Short task ▸
Lift out each line of the data that holds "turbo".

________________

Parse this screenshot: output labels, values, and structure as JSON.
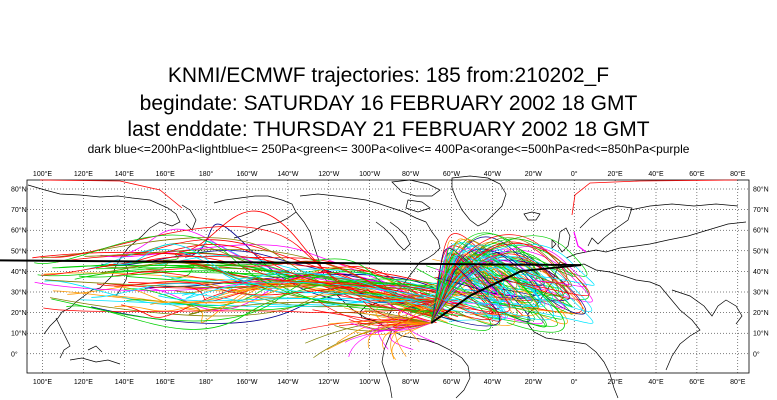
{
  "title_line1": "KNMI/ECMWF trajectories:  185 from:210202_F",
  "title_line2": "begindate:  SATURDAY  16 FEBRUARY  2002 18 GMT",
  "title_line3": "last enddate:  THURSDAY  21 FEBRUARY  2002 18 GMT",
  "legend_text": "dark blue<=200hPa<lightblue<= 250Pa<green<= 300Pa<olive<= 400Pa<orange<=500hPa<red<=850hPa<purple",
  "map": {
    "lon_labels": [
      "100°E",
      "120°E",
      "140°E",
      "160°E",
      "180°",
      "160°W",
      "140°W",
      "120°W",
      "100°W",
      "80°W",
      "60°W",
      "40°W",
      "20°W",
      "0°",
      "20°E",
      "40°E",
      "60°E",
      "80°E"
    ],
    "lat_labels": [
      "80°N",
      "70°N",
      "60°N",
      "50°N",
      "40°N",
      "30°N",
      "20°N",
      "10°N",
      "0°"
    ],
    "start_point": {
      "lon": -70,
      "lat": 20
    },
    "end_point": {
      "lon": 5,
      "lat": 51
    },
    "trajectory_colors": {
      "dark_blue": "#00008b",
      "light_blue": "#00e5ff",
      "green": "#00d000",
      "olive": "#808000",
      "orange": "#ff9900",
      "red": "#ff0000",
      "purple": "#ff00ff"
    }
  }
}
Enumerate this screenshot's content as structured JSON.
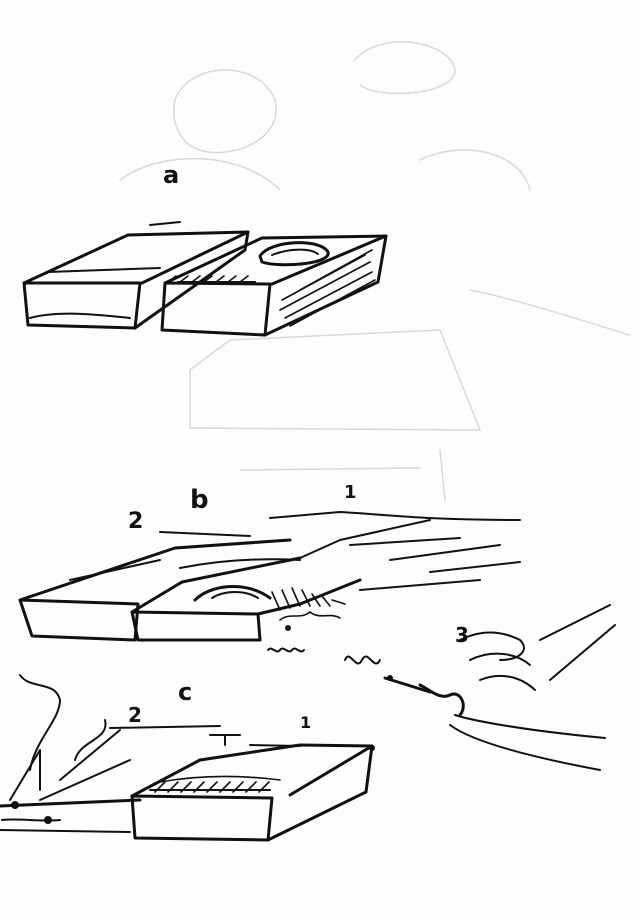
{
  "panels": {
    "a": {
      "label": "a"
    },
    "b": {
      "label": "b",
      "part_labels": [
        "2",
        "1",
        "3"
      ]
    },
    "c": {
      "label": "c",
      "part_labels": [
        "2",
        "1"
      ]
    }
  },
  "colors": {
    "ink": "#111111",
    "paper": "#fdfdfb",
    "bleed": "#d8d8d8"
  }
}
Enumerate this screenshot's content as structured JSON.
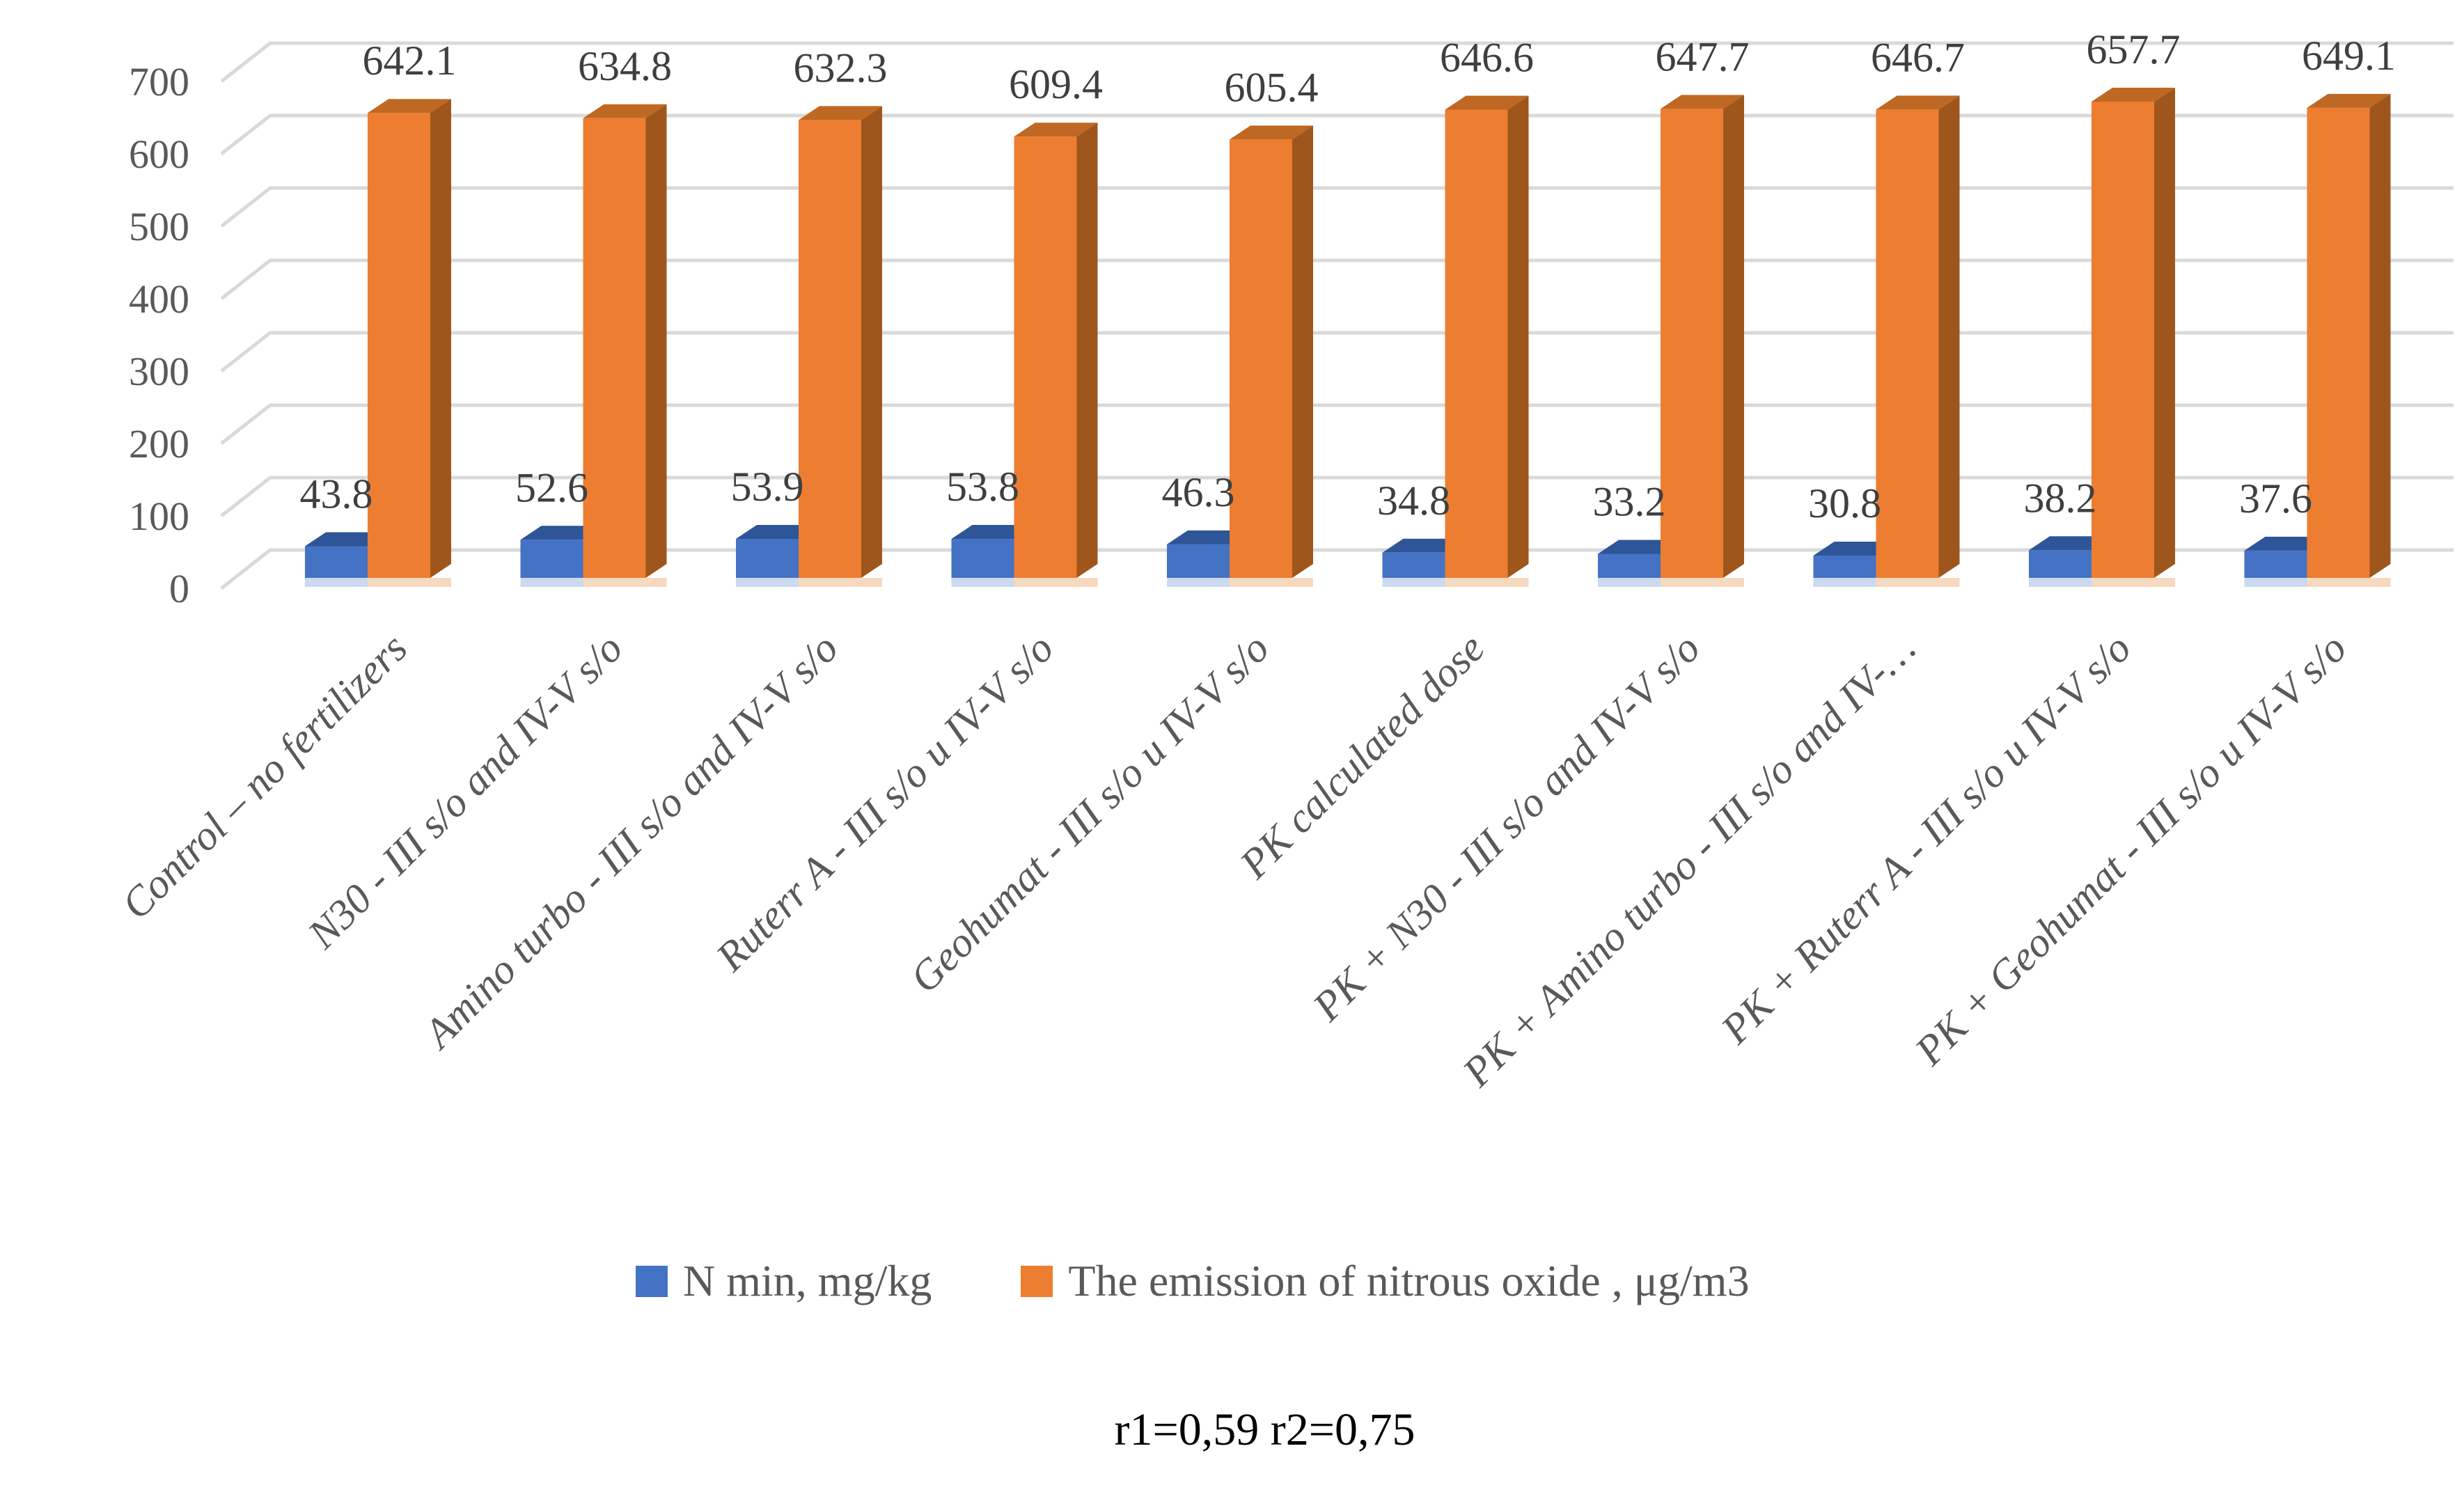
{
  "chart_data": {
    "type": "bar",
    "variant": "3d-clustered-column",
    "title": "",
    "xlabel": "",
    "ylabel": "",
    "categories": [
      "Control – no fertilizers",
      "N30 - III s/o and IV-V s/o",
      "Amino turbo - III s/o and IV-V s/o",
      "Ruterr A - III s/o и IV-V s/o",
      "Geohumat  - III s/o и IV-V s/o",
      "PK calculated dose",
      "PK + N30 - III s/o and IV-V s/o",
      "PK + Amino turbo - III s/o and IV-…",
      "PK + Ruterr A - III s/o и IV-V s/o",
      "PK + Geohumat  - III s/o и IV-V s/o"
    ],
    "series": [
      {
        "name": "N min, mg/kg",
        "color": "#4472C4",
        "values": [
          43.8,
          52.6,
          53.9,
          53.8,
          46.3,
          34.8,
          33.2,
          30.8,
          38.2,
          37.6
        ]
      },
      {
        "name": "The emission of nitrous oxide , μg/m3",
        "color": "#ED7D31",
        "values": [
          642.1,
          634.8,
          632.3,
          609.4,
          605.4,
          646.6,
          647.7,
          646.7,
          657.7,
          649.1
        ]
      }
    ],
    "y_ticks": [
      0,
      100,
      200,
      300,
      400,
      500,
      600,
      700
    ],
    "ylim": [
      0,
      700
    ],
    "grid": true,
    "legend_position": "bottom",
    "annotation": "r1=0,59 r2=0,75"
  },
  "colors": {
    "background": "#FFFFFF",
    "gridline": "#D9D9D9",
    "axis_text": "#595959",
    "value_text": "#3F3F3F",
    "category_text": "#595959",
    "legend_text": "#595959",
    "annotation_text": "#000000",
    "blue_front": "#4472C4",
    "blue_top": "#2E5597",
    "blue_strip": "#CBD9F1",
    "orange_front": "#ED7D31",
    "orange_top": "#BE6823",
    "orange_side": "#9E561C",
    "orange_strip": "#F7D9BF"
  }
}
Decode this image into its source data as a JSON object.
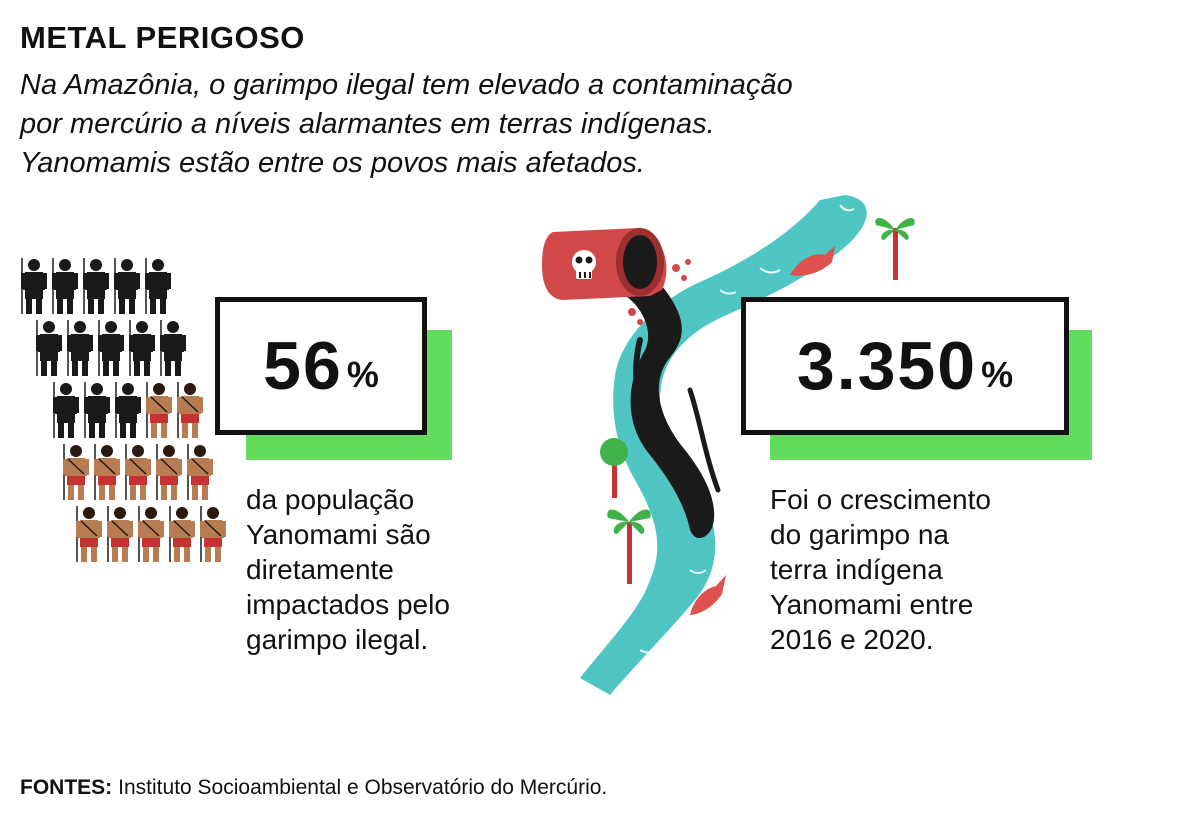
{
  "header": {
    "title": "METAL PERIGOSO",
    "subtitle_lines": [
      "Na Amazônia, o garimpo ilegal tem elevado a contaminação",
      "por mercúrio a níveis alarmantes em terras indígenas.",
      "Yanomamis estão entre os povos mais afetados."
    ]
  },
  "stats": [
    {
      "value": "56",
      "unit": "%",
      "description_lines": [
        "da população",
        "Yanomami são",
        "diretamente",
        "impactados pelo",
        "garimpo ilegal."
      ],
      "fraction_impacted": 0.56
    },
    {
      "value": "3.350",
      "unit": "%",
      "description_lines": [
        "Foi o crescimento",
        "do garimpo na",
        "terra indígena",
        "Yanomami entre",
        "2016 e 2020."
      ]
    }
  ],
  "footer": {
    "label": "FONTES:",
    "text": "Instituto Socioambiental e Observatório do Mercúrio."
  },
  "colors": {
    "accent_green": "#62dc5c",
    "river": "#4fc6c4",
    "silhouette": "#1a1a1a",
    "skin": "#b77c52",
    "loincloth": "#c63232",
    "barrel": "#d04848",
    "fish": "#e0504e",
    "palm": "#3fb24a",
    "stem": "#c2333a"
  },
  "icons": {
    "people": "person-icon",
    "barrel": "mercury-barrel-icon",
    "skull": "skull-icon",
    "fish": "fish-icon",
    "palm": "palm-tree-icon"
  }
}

________________

Answer to this problem ▸
      "Amino turbo - III s/o and IV-V s/o",
      "PK + Amino turbo - III s/o and IV-…",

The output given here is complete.